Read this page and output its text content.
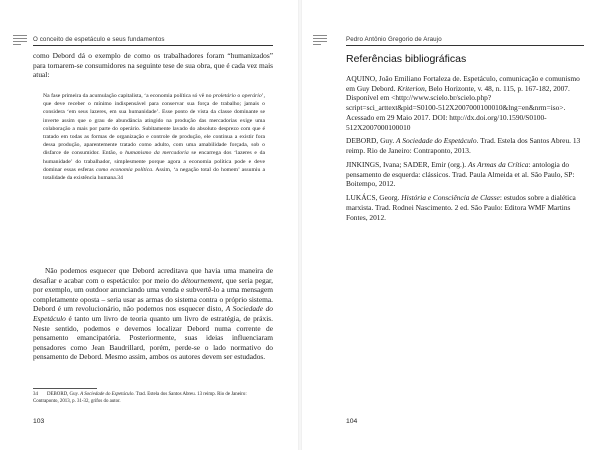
O conceito de espetáculo e seus fundamentos

como Debord dá o exemplo de como os trabalhadores foram “humanizados” para tornarem-se consumidores na seguinte tese de sua obra, que é cada vez mais atual:

Na fase primeira da acumulação capitalista, ‘a economia política só vê no proletário o operário’, que deve receber o mínimo indispensável para conservar sua força de trabalho; jamais o considera ‘em seus lazeres, em sua humanidade’. Esse ponto de vista da classe dominante se inverte assim que o grau de abundância atingido na produção das mercadorias exige uma colaboração a mais por parte do operário. Subitamente lavado do absoluto desprezo com que é tratado em todas as formas de organização e controle de produção, ele continua a existir fora dessa produção, aparentemente tratado como adulto, com uma amabilidade forçada, sob o disfarce de consumidor. Então, o humanismo da mercadoria se encarrega dos ‘lazeres e da humanidade’ do trabalhador, simplesmente porque agora a economia política pode e deve dominar essas esferas como economia política. Assim, ‘a negação total do homem’ assumiu a totalidade da existência humana.34

Não podemos esquecer que Debord acreditava que havia uma maneira de desafiar e acabar com o espetáculo: por meio do détournement, que seria pegar, por exemplo, um outdoor anunciando uma venda e subvertê-lo a uma mensagem completamente oposta – seria usar as armas do sistema contra o próprio sistema. Debord é um revolucionário, não podemos nos esquecer disto, A Sociedade do Espetáculo é tanto um livro de teoria quanto um livro de estratégia, de práxis. Neste sentido, podemos e devemos localizar Debord numa corrente de pensamento emancipatória. Posteriormente, suas ideias influenciaram pensadores como Jean Baudrillard, porém, perde-se o lado normativo do pensamento de Debord. Mesmo assim, ambos os autores devem ser estudados.

34 DEBORD, Guy. A Sociedade do Espetáculo. Trad. Estela dos Santos Abreu. 13 reimp. Rio de Janeiro: Contraponto, 2013, p. 31-32, grifos do autor.

103
Pedro Antônio Gregorio de Araujo
Referências bibliográficas
AQUINO, João Emiliano Fortaleza de. Espetáculo, comunicação e comunismo em Guy Debord. Kriterion, Belo Horizonte, v. 48, n. 115, p. 167-182, 2007. Disponível em <http://www.scielo.br/scielo.php?script=sci_arttext&pid=S0100-512X2007000100010&lng=en&nrm=iso>. Acessado em 29 Maio 2017. DOI: http://dx.doi.org/10.1590/S0100-512X2007000100010
DEBORD, Guy. A Sociedade do Espetáculo. Trad. Estela dos Santos Abreu. 13 reimp. Rio de Janeiro: Contraponto, 2013.
JINKINGS, Ivana; SADER, Emir (org.). As Armas da Crítica: antologia do pensamento de esquerda: clássicos. Trad. Paula Almeida et al. São Paulo, SP: Boitempo, 2012.
LUKÁCS, Georg. História e Consciência de Classe: estudos sobre a dialética marxista. Trad. Rodnei Nascimento. 2 ed. São Paulo: Editora WMF Martins Fontes, 2012.
104
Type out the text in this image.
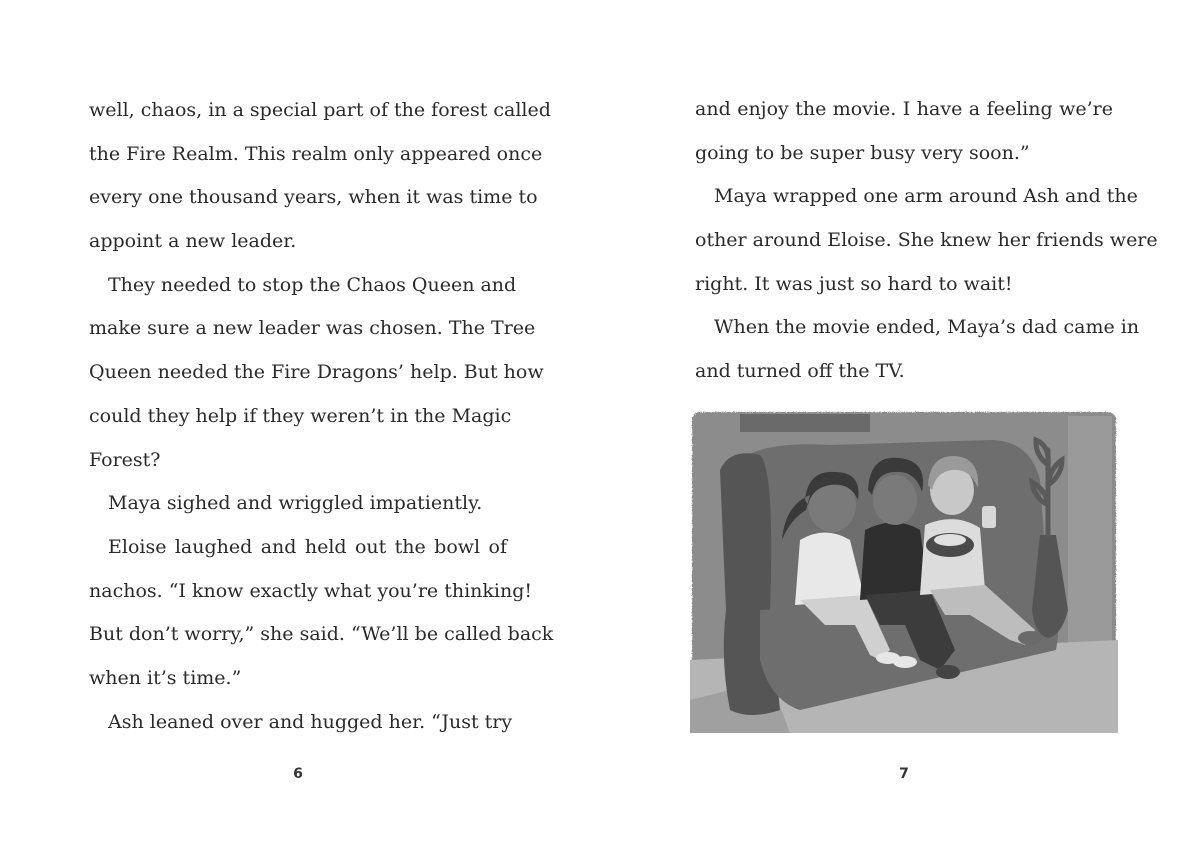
well, chaos, in a special part of the forest called
the Fire Realm. This realm only appeared once
every one thousand years, when it was time to
appoint a new leader.
They needed to stop the Chaos Queen and
make sure a new leader was chosen. The Tree
Queen needed the Fire Dragons’ help. But how
could they help if they weren’t in the Magic
Forest?
Maya sighed and wriggled impatiently.
Eloise laughed and held out the bowl of
nachos. “I know exactly what you’re thinking!
But don’t worry,” she said. “We’ll be called back
when it’s time.”
Ash leaned over and hugged her. “Just try
6
and enjoy the movie. I have a feeling we’re
going to be super busy very soon.”
Maya wrapped one arm around Ash and the
other around Eloise. She knew her friends were
right. It was just so hard to wait!
When the movie ended, Maya’s dad came in
and turned off the TV.
7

* Problem requirements
In the listing, find every line containing the word "leader" and list it.

* Exercise response
appoint a new leader.
make sure a new leader was chosen. The Tree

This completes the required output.